YOUR GOAL =>
Copy out the records in full, word for word, without pictures.

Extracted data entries
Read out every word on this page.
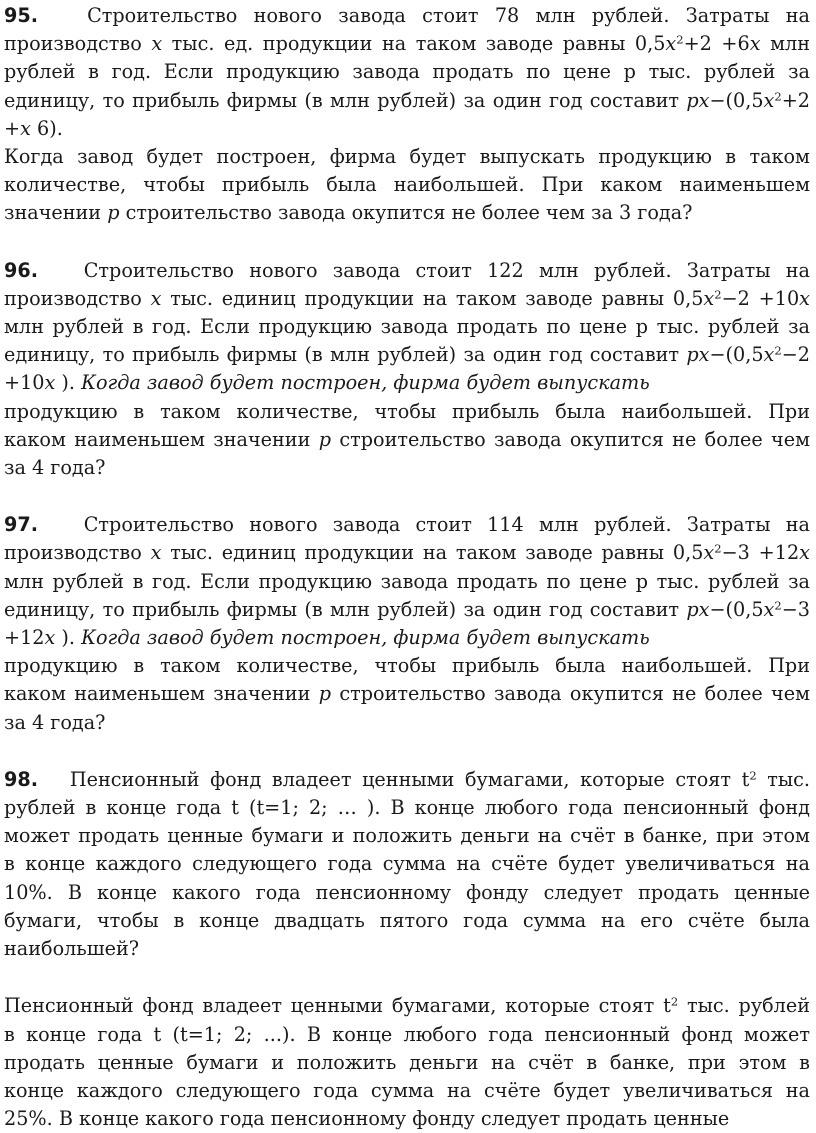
95.	Строительство нового завода стоит 78 млн рублей. Затраты на
производство x тыс. ед. продукции на таком заводе равны $0,5x^2+2 +6x$ млн
рублей в год. Если продукцию завода продать по цене р тыс. рублей за
единицу, то прибыль фирмы (в млн рублей) за один год составит $px-(0,5x^2+2$
+x 6).
Когда завод будет построен, фирма будет выпускать продукцию в таком
количестве, чтобы прибыль была наибольшей. При каком наименьшем
значении р строительство завода окупится не более чем за 3 года?
96. Строительство нового завода стоит 122 млн рублей. Затраты на
производство x тыс. единиц продукции на таком заводе равны $0,5x^2-2 +10x$
млн рублей в год. Если продукцию завода продать по цене р тыс. рублей за
единицу, то прибыль фирмы (в млн рублей) за один год составит $px-(0,5x^2-2$
+10x ). Когда завод будет построен, фирма будет выпускать
продукцию в таком количестве, чтобы прибыль была наибольшей. При
каком наименьшем значении р строительство завода окупится не более чем
за 4 года?
97. Строительство нового завода стоит 114 млн рублей. Затраты на
производство x тыс. единиц продукции на таком заводе равны $0,5x^2-3 +12x$
млн рублей в год. Если продукцию завода продать по цене р тыс. рублей за
единицу, то прибыль фирмы (в млн рублей) за один год составит $px-(0,5x^2-3$
+12x ). Когда завод будет построен, фирма будет выпускать
продукцию в таком количестве, чтобы прибыль была наибольшей. При
каком наименьшем значении р строительство завода окупится не более чем
за 4 года?
98. Пенсионный фонд владеет ценными бумагами, которые стоят $t^2$ тыс.
рублей в конце года t (t=1; 2; … ). В конце любого года пенсионный фонд
может продать ценные бумаги и положить деньги на счёт в банке, при этом
в конце каждого следующего года сумма на счёте будет увеличиваться на
10%. В конце какого года пенсионному фонду следует продать ценные
бумаги, чтобы в конце двадцать пятого года сумма на его счёте была
наибольшей?
Пенсионный фонд владеет ценными бумагами, которые стоят $t^2$ тыс. рублей
в конце года t (t=1; 2; ...). В конце любого года пенсионный фонд может
продать ценные бумаги и положить деньги на счёт в банке, при этом в
конце каждого следующего года сумма на счёте будет увеличиваться на
25%. В конце какого года пенсионному фонду следует продать ценные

COMPLETE ANSWER =>
Read out every word on this page.
95.	Строительство нового завода стоит 78 млн рублей. Затраты на
производство x тыс. ед. продукции на таком заводе равны $0,5x^2+2 +6x$ млн
рублей в год. Если продукцию завода продать по цене р тыс. рублей за
единицу, то прибыль фирмы (в млн рублей) за один год составит $px-(0,5x^2+2$
+x 6).
Когда завод будет построен, фирма будет выпускать продукцию в таком
количестве, чтобы прибыль была наибольшей. При каком наименьшем
значении р строительство завода окупится не более чем за 3 года?
96. Строительство нового завода стоит 122 млн рублей. Затраты на
производство x тыс. единиц продукции на таком заводе равны $0,5x^2-2 +10x$
млн рублей в год. Если продукцию завода продать по цене р тыс. рублей за
единицу, то прибыль фирмы (в млн рублей) за один год составит $px-(0,5x^2-2$
+10x ). Когда завод будет построен, фирма будет выпускать
продукцию в таком количестве, чтобы прибыль была наибольшей. При
каком наименьшем значении р строительство завода окупится не более чем
за 4 года?
97. Строительство нового завода стоит 114 млн рублей. Затраты на
производство x тыс. единиц продукции на таком заводе равны $0,5x^2-3 +12x$
млн рублей в год. Если продукцию завода продать по цене р тыс. рублей за
единицу, то прибыль фирмы (в млн рублей) за один год составит $px-(0,5x^2-3$
+12x ). Когда завод будет построен, фирма будет выпускать
продукцию в таком количестве, чтобы прибыль была наибольшей. При
каком наименьшем значении р строительство завода окупится не более чем
за 4 года?
98. Пенсионный фонд владеет ценными бумагами, которые стоят $t^2$ тыс.
рублей в конце года t (t=1; 2; … ). В конце любого года пенсионный фонд
может продать ценные бумаги и положить деньги на счёт в банке, при этом
в конце каждого следующего года сумма на счёте будет увеличиваться на
10%. В конце какого года пенсионному фонду следует продать ценные
бумаги, чтобы в конце двадцать пятого года сумма на его счёте была
наибольшей?
Пенсионный фонд владеет ценными бумагами, которые стоят $t^2$ тыс. рублей
в конце года t (t=1; 2; ...). В конце любого года пенсионный фонд может
продать ценные бумаги и положить деньги на счёт в банке, при этом в
конце каждого следующего года сумма на счёте будет увеличиваться на
25%. В конце какого года пенсионному фонду следует продать ценные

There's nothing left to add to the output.